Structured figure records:
☆ ☆ ☆

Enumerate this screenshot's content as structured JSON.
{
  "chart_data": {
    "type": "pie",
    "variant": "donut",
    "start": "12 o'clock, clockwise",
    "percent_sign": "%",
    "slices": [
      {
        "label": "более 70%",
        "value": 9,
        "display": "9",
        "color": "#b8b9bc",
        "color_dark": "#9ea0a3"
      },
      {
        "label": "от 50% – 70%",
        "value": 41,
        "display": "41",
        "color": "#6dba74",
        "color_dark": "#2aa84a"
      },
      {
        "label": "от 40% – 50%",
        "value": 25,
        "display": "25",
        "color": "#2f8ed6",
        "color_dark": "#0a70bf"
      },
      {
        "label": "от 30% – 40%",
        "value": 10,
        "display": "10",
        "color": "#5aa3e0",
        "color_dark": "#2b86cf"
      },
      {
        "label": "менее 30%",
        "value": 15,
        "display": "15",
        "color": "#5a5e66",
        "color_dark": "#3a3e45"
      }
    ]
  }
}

☆ ☆ ☆

### WHAT THE EXERCISE ASKS:
Repeat the listing exactly, from its first line to its last.

### EXERCISE RESPONSE:
Enumerate this screenshot's content as structured JSON.
{
  "chart_data": {
    "type": "pie",
    "variant": "donut",
    "start": "12 o'clock, clockwise",
    "percent_sign": "%",
    "slices": [
      {
        "label": "более 70%",
        "value": 9,
        "display": "9",
        "color": "#b8b9bc",
        "color_dark": "#9ea0a3"
      },
      {
        "label": "от 50% – 70%",
        "value": 41,
        "display": "41",
        "color": "#6dba74",
        "color_dark": "#2aa84a"
      },
      {
        "label": "от 40% – 50%",
        "value": 25,
        "display": "25",
        "color": "#2f8ed6",
        "color_dark": "#0a70bf"
      },
      {
        "label": "от 30% – 40%",
        "value": 10,
        "display": "10",
        "color": "#5aa3e0",
        "color_dark": "#2b86cf"
      },
      {
        "label": "менее 30%",
        "value": 15,
        "display": "15",
        "color": "#5a5e66",
        "color_dark": "#3a3e45"
      }
    ]
  }
}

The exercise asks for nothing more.